-------- Provided entries
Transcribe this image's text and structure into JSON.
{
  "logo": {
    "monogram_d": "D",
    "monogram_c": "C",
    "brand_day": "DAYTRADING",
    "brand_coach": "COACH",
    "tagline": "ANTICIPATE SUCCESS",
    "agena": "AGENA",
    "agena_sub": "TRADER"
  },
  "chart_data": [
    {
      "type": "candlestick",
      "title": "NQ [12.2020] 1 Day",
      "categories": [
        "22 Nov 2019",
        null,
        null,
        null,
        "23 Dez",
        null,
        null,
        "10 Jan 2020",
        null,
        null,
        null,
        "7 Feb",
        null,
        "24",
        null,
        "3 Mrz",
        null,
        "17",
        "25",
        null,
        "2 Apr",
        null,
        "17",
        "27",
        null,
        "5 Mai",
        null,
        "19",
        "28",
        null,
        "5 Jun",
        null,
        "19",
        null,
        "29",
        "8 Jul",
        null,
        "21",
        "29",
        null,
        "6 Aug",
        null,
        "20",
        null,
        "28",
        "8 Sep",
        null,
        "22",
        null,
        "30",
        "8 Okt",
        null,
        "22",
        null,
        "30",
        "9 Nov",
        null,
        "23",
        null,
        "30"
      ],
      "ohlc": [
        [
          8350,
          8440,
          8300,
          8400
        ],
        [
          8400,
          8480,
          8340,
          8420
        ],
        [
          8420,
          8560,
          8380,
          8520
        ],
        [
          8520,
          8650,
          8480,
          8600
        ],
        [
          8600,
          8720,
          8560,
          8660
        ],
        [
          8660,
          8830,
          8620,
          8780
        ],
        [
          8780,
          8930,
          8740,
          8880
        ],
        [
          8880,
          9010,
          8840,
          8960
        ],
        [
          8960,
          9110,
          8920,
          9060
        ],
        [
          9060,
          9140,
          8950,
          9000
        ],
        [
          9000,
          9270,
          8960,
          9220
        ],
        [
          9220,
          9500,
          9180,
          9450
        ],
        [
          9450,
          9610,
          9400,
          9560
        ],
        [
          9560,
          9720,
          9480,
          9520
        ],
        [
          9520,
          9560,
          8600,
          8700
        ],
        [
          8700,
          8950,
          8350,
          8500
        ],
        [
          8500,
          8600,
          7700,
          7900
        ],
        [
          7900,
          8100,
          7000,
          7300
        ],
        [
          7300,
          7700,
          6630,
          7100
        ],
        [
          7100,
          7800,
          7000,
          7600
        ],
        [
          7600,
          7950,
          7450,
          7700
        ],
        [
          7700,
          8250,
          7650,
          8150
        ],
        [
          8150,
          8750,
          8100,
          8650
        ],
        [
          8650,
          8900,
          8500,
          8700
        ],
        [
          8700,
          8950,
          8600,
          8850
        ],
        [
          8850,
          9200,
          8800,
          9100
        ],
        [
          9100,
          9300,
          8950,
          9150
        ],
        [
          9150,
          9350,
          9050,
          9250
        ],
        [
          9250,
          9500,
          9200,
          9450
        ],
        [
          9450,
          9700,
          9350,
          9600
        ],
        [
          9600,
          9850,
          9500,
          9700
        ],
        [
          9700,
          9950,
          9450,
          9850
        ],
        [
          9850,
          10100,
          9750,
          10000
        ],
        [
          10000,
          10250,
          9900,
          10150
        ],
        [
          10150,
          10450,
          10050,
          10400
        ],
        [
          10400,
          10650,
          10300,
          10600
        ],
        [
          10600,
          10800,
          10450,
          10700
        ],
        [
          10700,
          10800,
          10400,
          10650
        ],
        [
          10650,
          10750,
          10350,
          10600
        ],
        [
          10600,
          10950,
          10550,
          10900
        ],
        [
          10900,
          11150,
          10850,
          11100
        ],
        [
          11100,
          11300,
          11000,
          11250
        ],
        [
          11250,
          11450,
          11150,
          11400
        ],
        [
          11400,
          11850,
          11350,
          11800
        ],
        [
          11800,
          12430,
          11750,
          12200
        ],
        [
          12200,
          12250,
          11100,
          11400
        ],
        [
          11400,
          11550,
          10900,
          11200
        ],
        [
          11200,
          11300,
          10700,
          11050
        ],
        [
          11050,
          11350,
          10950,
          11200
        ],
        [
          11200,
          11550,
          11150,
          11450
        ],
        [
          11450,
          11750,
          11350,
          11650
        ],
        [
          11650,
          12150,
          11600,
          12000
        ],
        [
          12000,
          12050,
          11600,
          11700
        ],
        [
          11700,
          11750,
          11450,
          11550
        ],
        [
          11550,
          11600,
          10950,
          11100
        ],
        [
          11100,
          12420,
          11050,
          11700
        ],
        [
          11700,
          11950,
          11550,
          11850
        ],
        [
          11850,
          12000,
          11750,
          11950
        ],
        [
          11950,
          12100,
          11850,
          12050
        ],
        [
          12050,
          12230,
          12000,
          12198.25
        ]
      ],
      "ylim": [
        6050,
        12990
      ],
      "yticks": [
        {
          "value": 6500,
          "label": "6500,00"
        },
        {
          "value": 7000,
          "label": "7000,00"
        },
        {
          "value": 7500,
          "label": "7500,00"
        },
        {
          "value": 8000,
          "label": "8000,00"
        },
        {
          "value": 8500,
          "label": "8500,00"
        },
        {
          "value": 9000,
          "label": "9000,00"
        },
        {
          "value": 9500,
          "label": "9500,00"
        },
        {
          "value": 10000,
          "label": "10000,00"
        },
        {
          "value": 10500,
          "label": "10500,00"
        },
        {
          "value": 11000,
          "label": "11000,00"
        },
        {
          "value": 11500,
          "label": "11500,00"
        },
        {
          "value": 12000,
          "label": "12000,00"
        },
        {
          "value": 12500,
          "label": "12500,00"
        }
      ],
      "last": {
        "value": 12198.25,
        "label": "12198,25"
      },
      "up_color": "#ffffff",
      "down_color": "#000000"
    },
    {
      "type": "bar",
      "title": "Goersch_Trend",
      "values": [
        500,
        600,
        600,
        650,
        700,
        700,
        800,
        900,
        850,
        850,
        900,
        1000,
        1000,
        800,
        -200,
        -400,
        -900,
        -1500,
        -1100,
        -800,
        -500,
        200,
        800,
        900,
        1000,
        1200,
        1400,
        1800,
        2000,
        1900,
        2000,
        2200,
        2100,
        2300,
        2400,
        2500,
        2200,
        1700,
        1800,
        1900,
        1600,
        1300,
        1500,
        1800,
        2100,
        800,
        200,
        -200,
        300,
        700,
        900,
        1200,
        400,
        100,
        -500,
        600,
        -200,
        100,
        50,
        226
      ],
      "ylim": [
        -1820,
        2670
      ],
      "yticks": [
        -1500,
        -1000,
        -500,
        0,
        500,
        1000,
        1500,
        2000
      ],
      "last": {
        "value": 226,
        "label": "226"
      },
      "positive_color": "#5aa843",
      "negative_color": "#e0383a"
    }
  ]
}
----------------
Return the listing above word for word.

The answer:
Transcribe this image's text and structure into JSON.
{
  "logo": {
    "monogram_d": "D",
    "monogram_c": "C",
    "brand_day": "DAYTRADING",
    "brand_coach": "COACH",
    "tagline": "ANTICIPATE SUCCESS",
    "agena": "AGENA",
    "agena_sub": "TRADER"
  },
  "chart_data": [
    {
      "type": "candlestick",
      "title": "NQ [12.2020] 1 Day",
      "categories": [
        "22 Nov 2019",
        null,
        null,
        null,
        "23 Dez",
        null,
        null,
        "10 Jan 2020",
        null,
        null,
        null,
        "7 Feb",
        null,
        "24",
        null,
        "3 Mrz",
        null,
        "17",
        "25",
        null,
        "2 Apr",
        null,
        "17",
        "27",
        null,
        "5 Mai",
        null,
        "19",
        "28",
        null,
        "5 Jun",
        null,
        "19",
        null,
        "29",
        "8 Jul",
        null,
        "21",
        "29",
        null,
        "6 Aug",
        null,
        "20",
        null,
        "28",
        "8 Sep",
        null,
        "22",
        null,
        "30",
        "8 Okt",
        null,
        "22",
        null,
        "30",
        "9 Nov",
        null,
        "23",
        null,
        "30"
      ],
      "ohlc": [
        [
          8350,
          8440,
          8300,
          8400
        ],
        [
          8400,
          8480,
          8340,
          8420
        ],
        [
          8420,
          8560,
          8380,
          8520
        ],
        [
          8520,
          8650,
          8480,
          8600
        ],
        [
          8600,
          8720,
          8560,
          8660
        ],
        [
          8660,
          8830,
          8620,
          8780
        ],
        [
          8780,
          8930,
          8740,
          8880
        ],
        [
          8880,
          9010,
          8840,
          8960
        ],
        [
          8960,
          9110,
          8920,
          9060
        ],
        [
          9060,
          9140,
          8950,
          9000
        ],
        [
          9000,
          9270,
          8960,
          9220
        ],
        [
          9220,
          9500,
          9180,
          9450
        ],
        [
          9450,
          9610,
          9400,
          9560
        ],
        [
          9560,
          9720,
          9480,
          9520
        ],
        [
          9520,
          9560,
          8600,
          8700
        ],
        [
          8700,
          8950,
          8350,
          8500
        ],
        [
          8500,
          8600,
          7700,
          7900
        ],
        [
          7900,
          8100,
          7000,
          7300
        ],
        [
          7300,
          7700,
          6630,
          7100
        ],
        [
          7100,
          7800,
          7000,
          7600
        ],
        [
          7600,
          7950,
          7450,
          7700
        ],
        [
          7700,
          8250,
          7650,
          8150
        ],
        [
          8150,
          8750,
          8100,
          8650
        ],
        [
          8650,
          8900,
          8500,
          8700
        ],
        [
          8700,
          8950,
          8600,
          8850
        ],
        [
          8850,
          9200,
          8800,
          9100
        ],
        [
          9100,
          9300,
          8950,
          9150
        ],
        [
          9150,
          9350,
          9050,
          9250
        ],
        [
          9250,
          9500,
          9200,
          9450
        ],
        [
          9450,
          9700,
          9350,
          9600
        ],
        [
          9600,
          9850,
          9500,
          9700
        ],
        [
          9700,
          9950,
          9450,
          9850
        ],
        [
          9850,
          10100,
          9750,
          10000
        ],
        [
          10000,
          10250,
          9900,
          10150
        ],
        [
          10150,
          10450,
          10050,
          10400
        ],
        [
          10400,
          10650,
          10300,
          10600
        ],
        [
          10600,
          10800,
          10450,
          10700
        ],
        [
          10700,
          10800,
          10400,
          10650
        ],
        [
          10650,
          10750,
          10350,
          10600
        ],
        [
          10600,
          10950,
          10550,
          10900
        ],
        [
          10900,
          11150,
          10850,
          11100
        ],
        [
          11100,
          11300,
          11000,
          11250
        ],
        [
          11250,
          11450,
          11150,
          11400
        ],
        [
          11400,
          11850,
          11350,
          11800
        ],
        [
          11800,
          12430,
          11750,
          12200
        ],
        [
          12200,
          12250,
          11100,
          11400
        ],
        [
          11400,
          11550,
          10900,
          11200
        ],
        [
          11200,
          11300,
          10700,
          11050
        ],
        [
          11050,
          11350,
          10950,
          11200
        ],
        [
          11200,
          11550,
          11150,
          11450
        ],
        [
          11450,
          11750,
          11350,
          11650
        ],
        [
          11650,
          12150,
          11600,
          12000
        ],
        [
          12000,
          12050,
          11600,
          11700
        ],
        [
          11700,
          11750,
          11450,
          11550
        ],
        [
          11550,
          11600,
          10950,
          11100
        ],
        [
          11100,
          12420,
          11050,
          11700
        ],
        [
          11700,
          11950,
          11550,
          11850
        ],
        [
          11850,
          12000,
          11750,
          11950
        ],
        [
          11950,
          12100,
          11850,
          12050
        ],
        [
          12050,
          12230,
          12000,
          12198.25
        ]
      ],
      "ylim": [
        6050,
        12990
      ],
      "yticks": [
        {
          "value": 6500,
          "label": "6500,00"
        },
        {
          "value": 7000,
          "label": "7000,00"
        },
        {
          "value": 7500,
          "label": "7500,00"
        },
        {
          "value": 8000,
          "label": "8000,00"
        },
        {
          "value": 8500,
          "label": "8500,00"
        },
        {
          "value": 9000,
          "label": "9000,00"
        },
        {
          "value": 9500,
          "label": "9500,00"
        },
        {
          "value": 10000,
          "label": "10000,00"
        },
        {
          "value": 10500,
          "label": "10500,00"
        },
        {
          "value": 11000,
          "label": "11000,00"
        },
        {
          "value": 11500,
          "label": "11500,00"
        },
        {
          "value": 12000,
          "label": "12000,00"
        },
        {
          "value": 12500,
          "label": "12500,00"
        }
      ],
      "last": {
        "value": 12198.25,
        "label": "12198,25"
      },
      "up_color": "#ffffff",
      "down_color": "#000000"
    },
    {
      "type": "bar",
      "title": "Goersch_Trend",
      "values": [
        500,
        600,
        600,
        650,
        700,
        700,
        800,
        900,
        850,
        850,
        900,
        1000,
        1000,
        800,
        -200,
        -400,
        -900,
        -1500,
        -1100,
        -800,
        -500,
        200,
        800,
        900,
        1000,
        1200,
        1400,
        1800,
        2000,
        1900,
        2000,
        2200,
        2100,
        2300,
        2400,
        2500,
        2200,
        1700,
        1800,
        1900,
        1600,
        1300,
        1500,
        1800,
        2100,
        800,
        200,
        -200,
        300,
        700,
        900,
        1200,
        400,
        100,
        -500,
        600,
        -200,
        100,
        50,
        226
      ],
      "ylim": [
        -1820,
        2670
      ],
      "yticks": [
        -1500,
        -1000,
        -500,
        0,
        500,
        1000,
        1500,
        2000
      ],
      "last": {
        "value": 226,
        "label": "226"
      },
      "positive_color": "#5aa843",
      "negative_color": "#e0383a"
    }
  ]
}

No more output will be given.